» **TASK TO CARRY OUT**
In the listing below, locate the lines that hold the string "Palmer". Copy those lines.

» **MATERIAL PROVIDED**
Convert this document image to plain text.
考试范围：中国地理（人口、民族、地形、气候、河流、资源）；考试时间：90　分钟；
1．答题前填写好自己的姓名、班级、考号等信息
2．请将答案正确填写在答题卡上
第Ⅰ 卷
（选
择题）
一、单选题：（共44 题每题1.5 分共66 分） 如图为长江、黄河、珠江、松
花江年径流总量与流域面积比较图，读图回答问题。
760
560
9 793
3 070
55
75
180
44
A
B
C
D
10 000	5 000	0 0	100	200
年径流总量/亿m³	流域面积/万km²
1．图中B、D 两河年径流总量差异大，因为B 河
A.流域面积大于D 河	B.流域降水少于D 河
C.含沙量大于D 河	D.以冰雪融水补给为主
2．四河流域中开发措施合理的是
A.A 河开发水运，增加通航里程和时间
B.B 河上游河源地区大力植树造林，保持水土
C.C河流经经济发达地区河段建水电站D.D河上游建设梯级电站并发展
==
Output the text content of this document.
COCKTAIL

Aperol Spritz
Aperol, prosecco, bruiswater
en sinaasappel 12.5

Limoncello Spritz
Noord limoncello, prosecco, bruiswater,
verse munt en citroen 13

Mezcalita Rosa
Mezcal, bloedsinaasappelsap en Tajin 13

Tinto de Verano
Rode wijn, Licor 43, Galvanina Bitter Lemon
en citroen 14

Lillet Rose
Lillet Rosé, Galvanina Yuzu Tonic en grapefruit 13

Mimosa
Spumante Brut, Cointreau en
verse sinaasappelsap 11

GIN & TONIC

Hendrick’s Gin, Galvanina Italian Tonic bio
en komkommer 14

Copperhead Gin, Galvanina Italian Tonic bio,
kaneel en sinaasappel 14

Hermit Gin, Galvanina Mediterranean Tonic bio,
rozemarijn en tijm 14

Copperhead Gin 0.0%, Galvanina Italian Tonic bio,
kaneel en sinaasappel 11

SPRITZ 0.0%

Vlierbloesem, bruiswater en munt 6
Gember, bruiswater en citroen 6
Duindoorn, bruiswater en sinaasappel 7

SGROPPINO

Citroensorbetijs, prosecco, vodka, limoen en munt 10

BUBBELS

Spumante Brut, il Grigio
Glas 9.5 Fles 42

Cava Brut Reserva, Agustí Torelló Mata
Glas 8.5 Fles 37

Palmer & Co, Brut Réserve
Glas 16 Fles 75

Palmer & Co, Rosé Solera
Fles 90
* * *
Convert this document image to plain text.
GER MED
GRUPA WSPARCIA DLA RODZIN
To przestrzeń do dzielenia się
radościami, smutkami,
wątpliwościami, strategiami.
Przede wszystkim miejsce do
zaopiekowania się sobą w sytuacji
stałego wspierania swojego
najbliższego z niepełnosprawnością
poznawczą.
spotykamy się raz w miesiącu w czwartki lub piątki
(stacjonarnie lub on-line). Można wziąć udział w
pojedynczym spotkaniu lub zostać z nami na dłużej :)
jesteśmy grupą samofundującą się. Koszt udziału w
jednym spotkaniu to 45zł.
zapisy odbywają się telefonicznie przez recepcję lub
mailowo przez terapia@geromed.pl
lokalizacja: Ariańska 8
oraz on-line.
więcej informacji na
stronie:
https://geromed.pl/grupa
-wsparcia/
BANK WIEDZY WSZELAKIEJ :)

» **SOLUTION TO THE PROBLEM**
Palmer & Co, Brut Réserve
Palmer & Co, Rosé Solera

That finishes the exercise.